§ Set exercise
Write every line of the material out exactly as shown.

§ Data listing
»»
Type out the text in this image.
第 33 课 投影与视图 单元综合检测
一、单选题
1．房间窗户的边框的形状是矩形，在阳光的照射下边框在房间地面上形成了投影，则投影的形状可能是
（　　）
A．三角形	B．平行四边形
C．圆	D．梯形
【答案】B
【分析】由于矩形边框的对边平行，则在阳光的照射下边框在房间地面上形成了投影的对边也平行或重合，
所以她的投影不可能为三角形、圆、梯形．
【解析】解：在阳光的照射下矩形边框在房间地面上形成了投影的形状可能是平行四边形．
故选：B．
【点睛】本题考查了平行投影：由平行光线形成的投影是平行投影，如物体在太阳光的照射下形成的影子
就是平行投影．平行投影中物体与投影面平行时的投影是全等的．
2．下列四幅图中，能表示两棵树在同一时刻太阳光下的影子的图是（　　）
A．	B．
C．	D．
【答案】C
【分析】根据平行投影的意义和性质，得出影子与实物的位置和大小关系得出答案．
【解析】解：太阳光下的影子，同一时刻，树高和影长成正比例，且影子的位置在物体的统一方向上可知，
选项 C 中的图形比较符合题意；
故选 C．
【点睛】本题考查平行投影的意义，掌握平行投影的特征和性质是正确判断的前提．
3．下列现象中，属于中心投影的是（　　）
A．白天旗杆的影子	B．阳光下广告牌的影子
««
§ Task output
Type out the text in this image.
第 33 课 投影与视图 单元综合检测
一、单选题
1．房间窗户的边框的形状是矩形，在阳光的照射下边框在房间地面上形成了投影，则投影的形状可能是
（　　）
A．三角形	B．平行四边形
C．圆	D．梯形
【答案】B
【分析】由于矩形边框的对边平行，则在阳光的照射下边框在房间地面上形成了投影的对边也平行或重合，
所以她的投影不可能为三角形、圆、梯形．
【解析】解：在阳光的照射下矩形边框在房间地面上形成了投影的形状可能是平行四边形．
故选：B．
【点睛】本题考查了平行投影：由平行光线形成的投影是平行投影，如物体在太阳光的照射下形成的影子
就是平行投影．平行投影中物体与投影面平行时的投影是全等的．
2．下列四幅图中，能表示两棵树在同一时刻太阳光下的影子的图是（　　）
A．	B．
C．	D．
【答案】C
【分析】根据平行投影的意义和性质，得出影子与实物的位置和大小关系得出答案．
【解析】解：太阳光下的影子，同一时刻，树高和影长成正比例，且影子的位置在物体的统一方向上可知，
选项 C 中的图形比较符合题意；
故选 C．
【点睛】本题考查平行投影的意义，掌握平行投影的特征和性质是正确判断的前提．
3．下列现象中，属于中心投影的是（　　）
A．白天旗杆的影子	B．阳光下广告牌的影子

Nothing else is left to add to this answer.